• _Your instructions_
Check every line of the entries for "mixed", and copy the lines that hold it.
* * * * * * * * *
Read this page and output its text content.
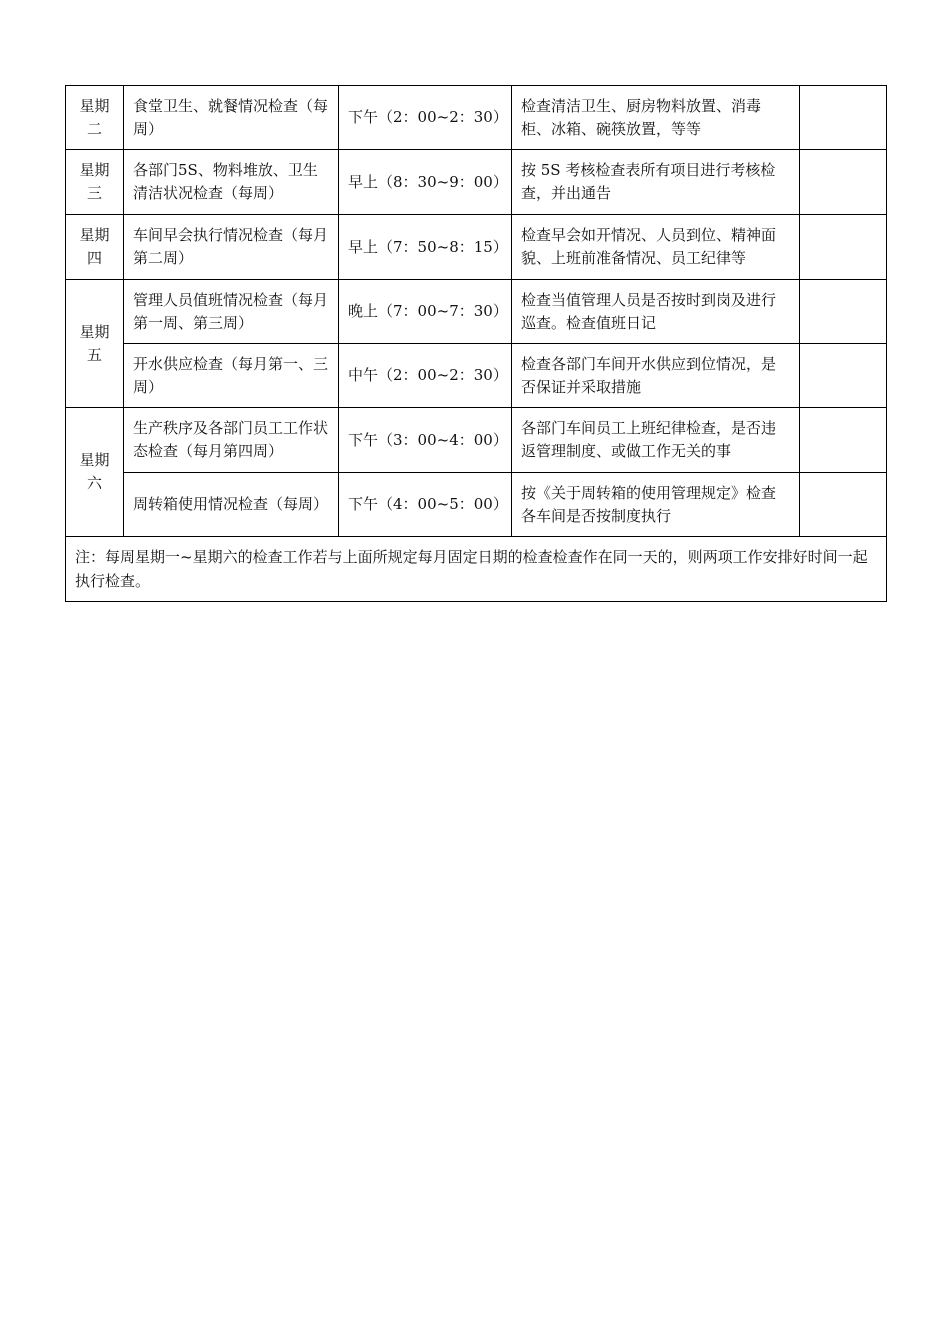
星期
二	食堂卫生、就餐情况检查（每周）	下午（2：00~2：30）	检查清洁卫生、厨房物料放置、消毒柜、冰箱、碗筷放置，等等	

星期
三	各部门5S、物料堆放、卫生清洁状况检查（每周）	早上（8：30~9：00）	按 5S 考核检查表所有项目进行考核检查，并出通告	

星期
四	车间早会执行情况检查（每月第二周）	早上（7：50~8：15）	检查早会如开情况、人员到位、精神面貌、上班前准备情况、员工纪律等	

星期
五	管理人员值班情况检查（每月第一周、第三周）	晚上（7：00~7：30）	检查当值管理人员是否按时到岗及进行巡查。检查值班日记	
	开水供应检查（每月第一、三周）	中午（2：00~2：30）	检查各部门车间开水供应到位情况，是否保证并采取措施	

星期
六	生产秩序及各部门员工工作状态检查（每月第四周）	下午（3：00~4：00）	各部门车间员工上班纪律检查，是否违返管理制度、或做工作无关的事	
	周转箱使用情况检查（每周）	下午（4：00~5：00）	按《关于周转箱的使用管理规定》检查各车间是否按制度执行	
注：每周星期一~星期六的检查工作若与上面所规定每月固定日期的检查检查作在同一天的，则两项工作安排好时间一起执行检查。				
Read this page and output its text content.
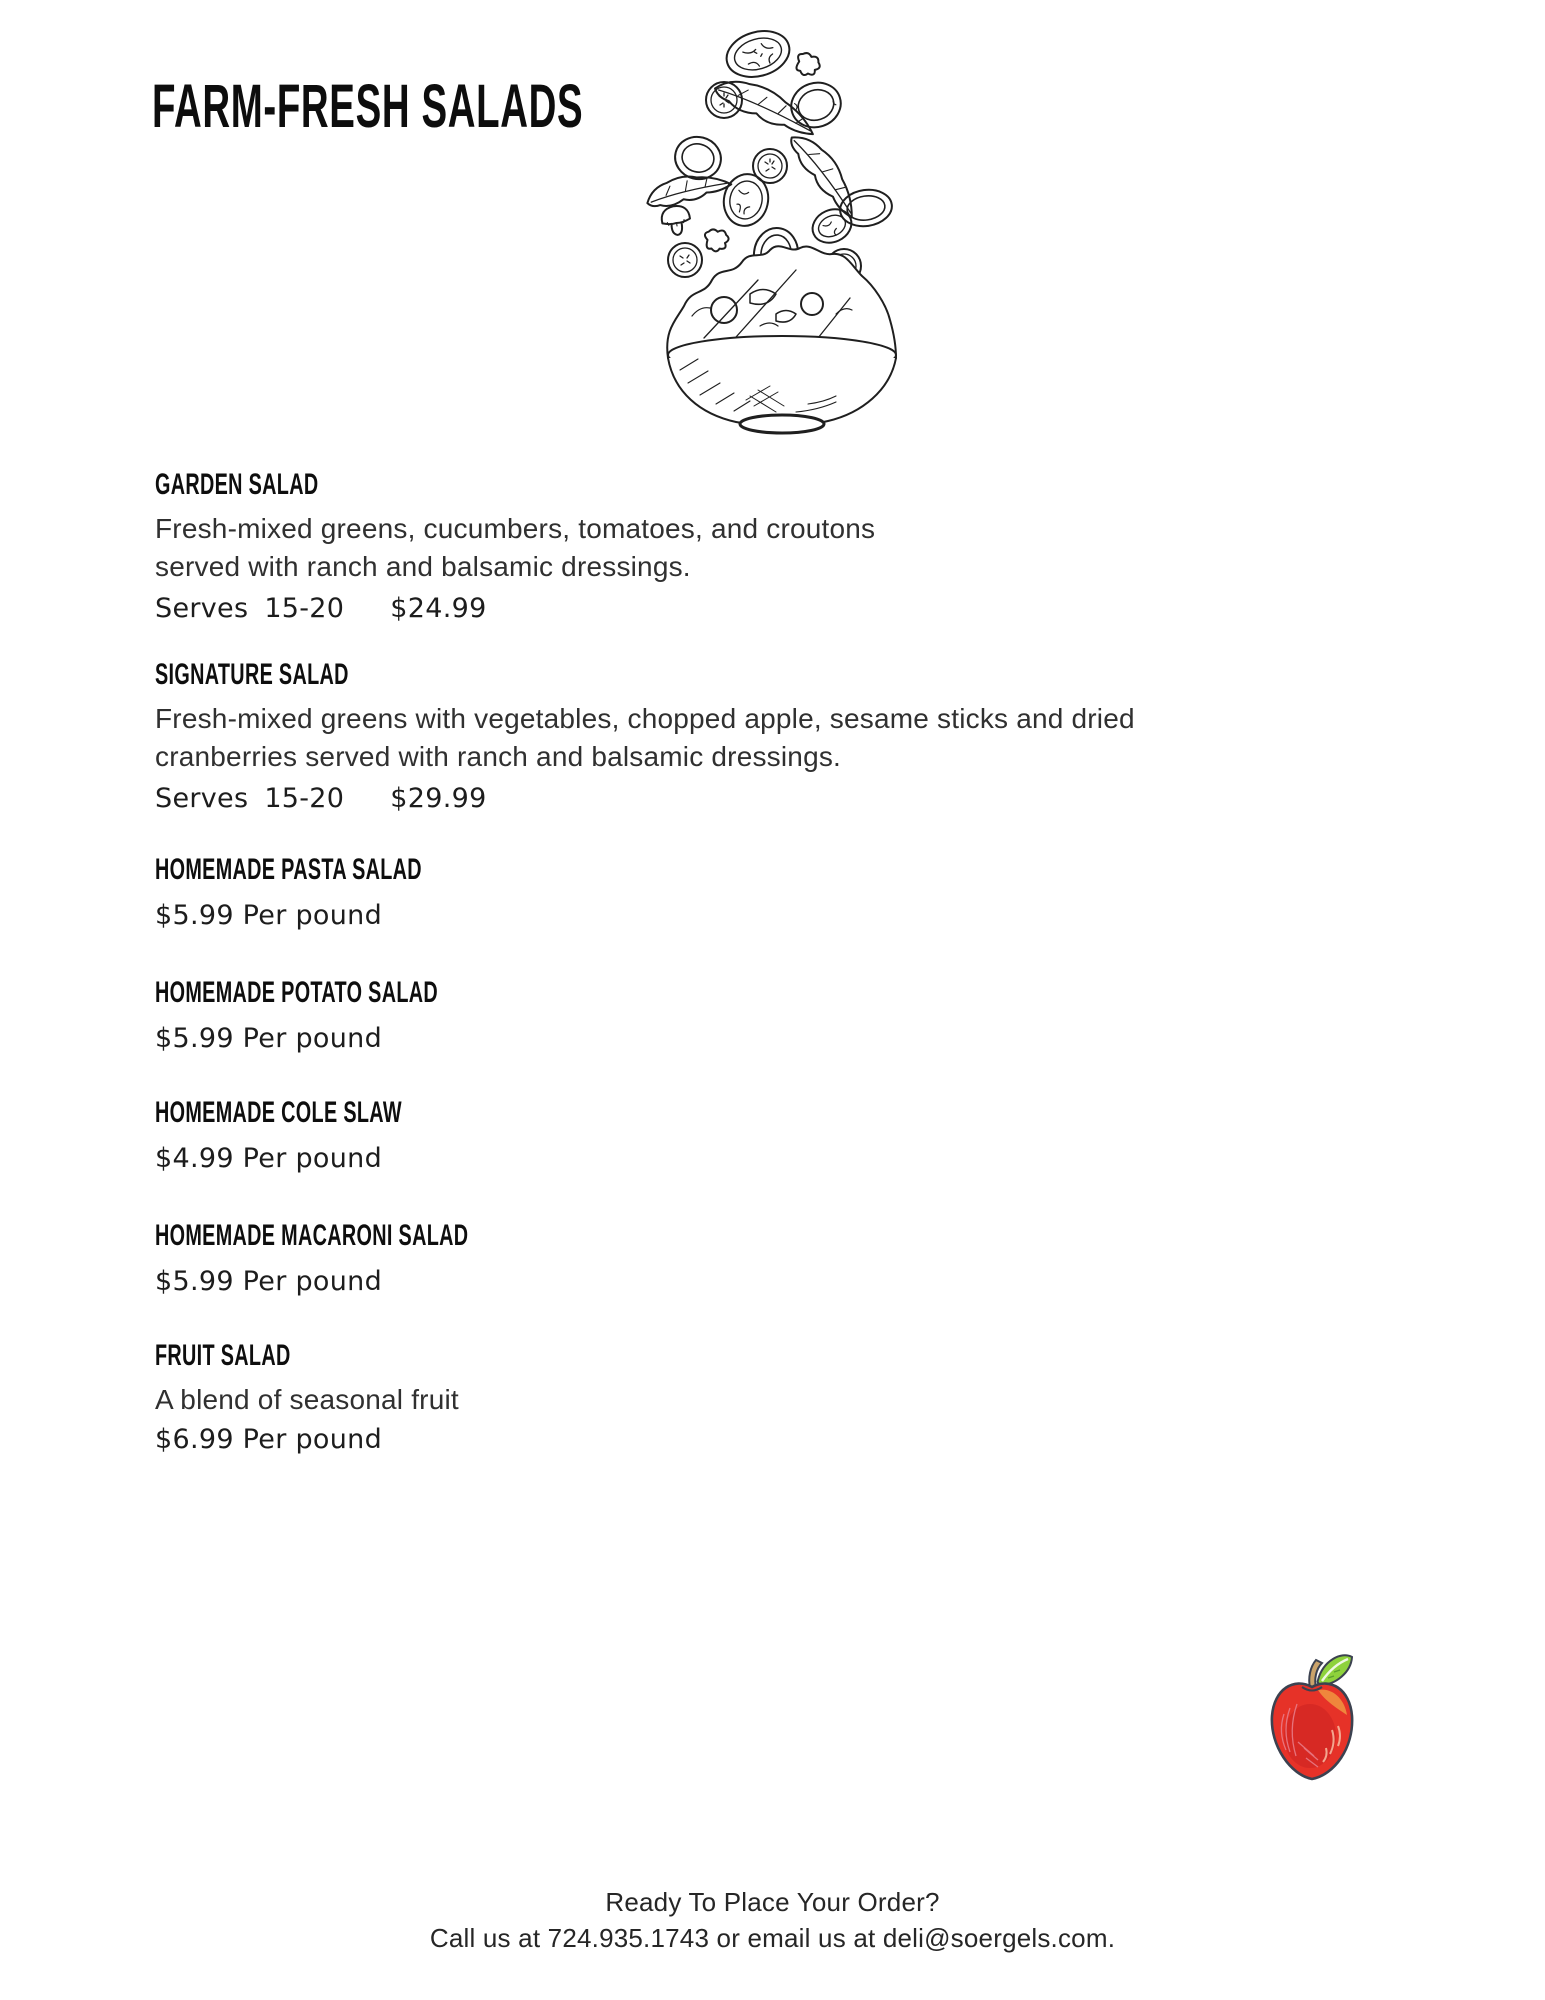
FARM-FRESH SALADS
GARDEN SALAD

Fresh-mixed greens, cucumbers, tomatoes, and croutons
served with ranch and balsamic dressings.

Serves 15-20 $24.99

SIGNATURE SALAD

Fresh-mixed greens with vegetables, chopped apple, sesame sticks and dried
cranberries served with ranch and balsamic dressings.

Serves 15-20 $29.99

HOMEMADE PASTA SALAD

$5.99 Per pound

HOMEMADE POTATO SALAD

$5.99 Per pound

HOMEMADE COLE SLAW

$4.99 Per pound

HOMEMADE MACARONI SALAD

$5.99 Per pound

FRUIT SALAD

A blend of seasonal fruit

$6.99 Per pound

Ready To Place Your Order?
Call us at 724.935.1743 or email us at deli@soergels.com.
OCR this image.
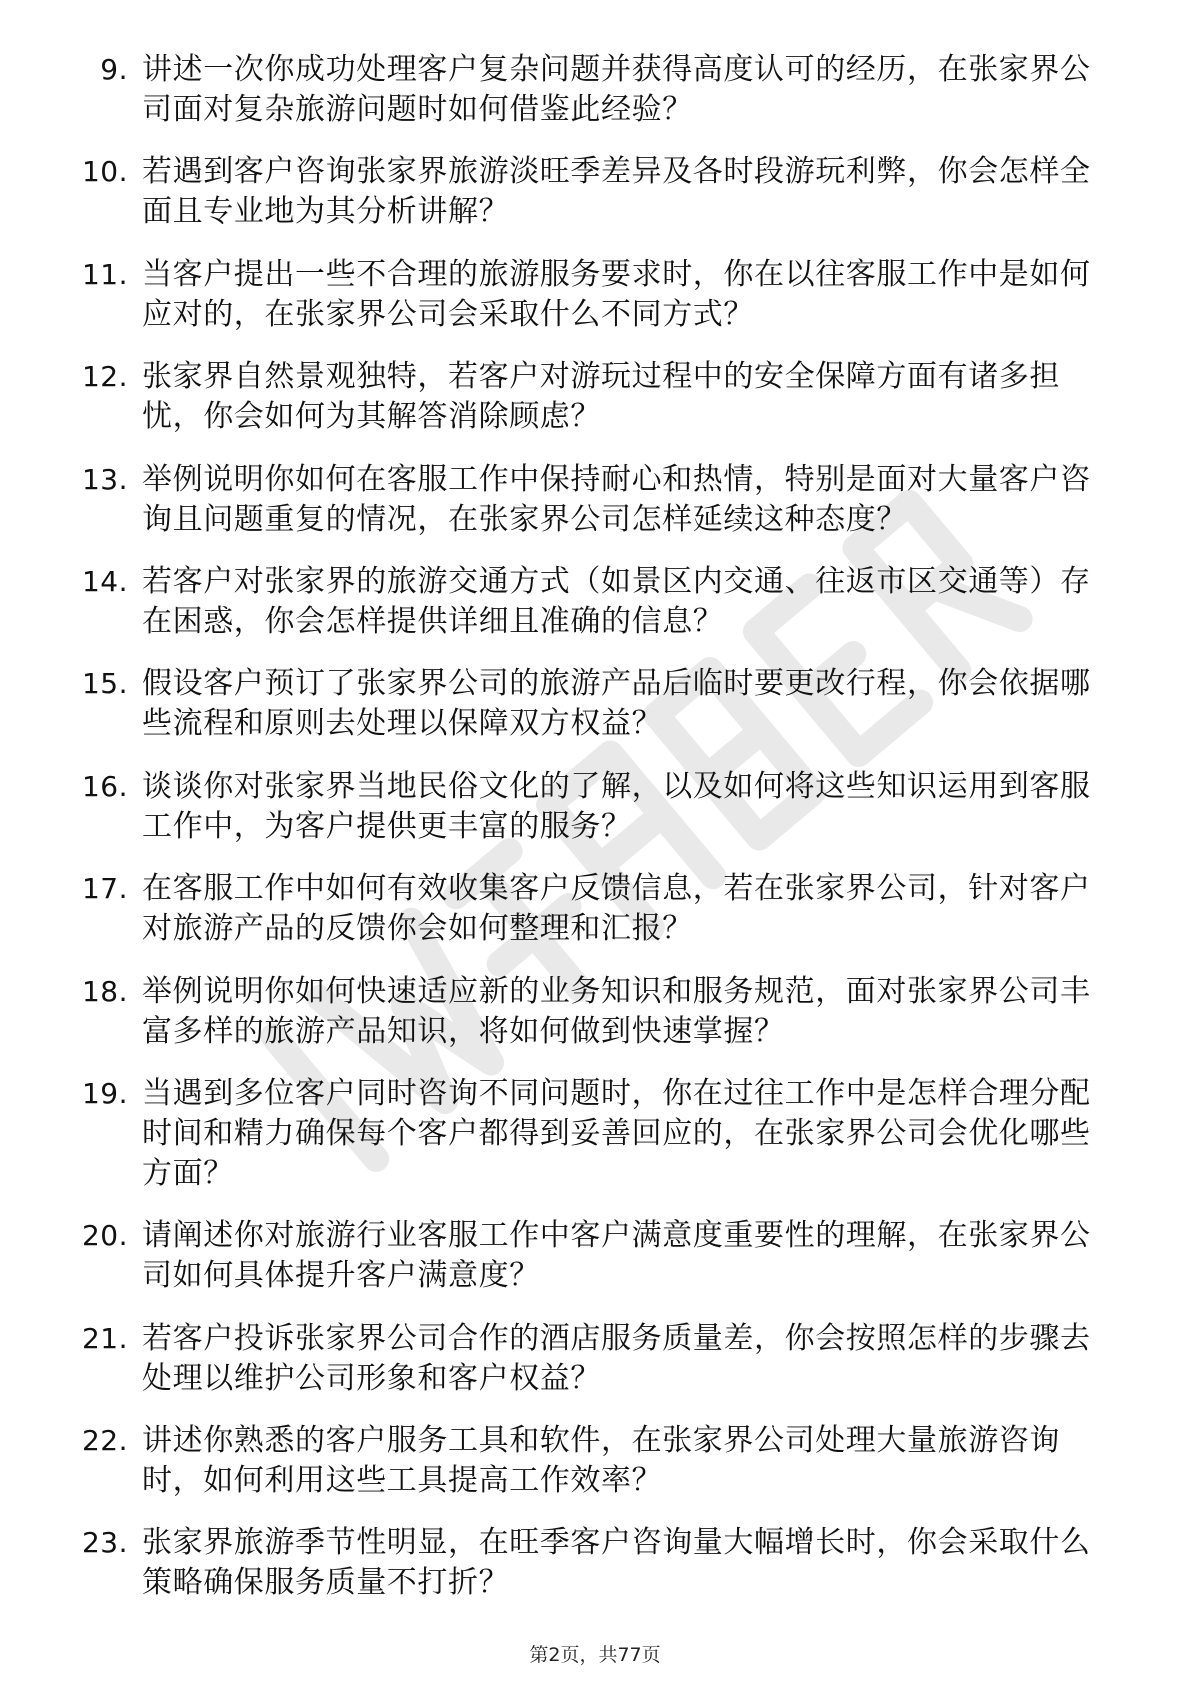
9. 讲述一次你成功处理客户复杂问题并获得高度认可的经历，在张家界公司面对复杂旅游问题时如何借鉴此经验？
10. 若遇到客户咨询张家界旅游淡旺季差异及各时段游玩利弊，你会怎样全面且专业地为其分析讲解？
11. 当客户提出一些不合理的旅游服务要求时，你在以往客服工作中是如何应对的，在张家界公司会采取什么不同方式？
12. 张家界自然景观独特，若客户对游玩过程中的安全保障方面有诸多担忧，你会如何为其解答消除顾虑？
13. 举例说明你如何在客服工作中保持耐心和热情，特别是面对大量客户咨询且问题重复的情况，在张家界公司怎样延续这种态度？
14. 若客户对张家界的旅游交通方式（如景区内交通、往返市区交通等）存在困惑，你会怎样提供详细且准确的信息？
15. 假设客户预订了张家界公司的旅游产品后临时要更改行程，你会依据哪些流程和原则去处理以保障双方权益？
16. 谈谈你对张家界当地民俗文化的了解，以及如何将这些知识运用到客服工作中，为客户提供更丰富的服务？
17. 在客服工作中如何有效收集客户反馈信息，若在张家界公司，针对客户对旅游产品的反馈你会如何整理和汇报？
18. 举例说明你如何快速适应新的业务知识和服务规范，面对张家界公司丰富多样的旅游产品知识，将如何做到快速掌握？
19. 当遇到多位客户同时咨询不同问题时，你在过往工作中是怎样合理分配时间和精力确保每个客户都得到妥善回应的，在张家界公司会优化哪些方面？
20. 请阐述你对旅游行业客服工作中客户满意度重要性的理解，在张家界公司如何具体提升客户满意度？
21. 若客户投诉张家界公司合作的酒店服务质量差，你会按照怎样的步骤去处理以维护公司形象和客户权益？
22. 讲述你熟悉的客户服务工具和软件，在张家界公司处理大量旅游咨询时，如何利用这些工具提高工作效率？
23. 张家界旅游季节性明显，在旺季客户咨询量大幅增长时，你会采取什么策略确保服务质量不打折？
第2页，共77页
* * * * * * * * *
• _Output for this exercise_
Fresh-mixed greens, cucumbers, tomatoes, and croutons
Fresh-mixed greens with vegetables, chopped apple, sesame sticks and dried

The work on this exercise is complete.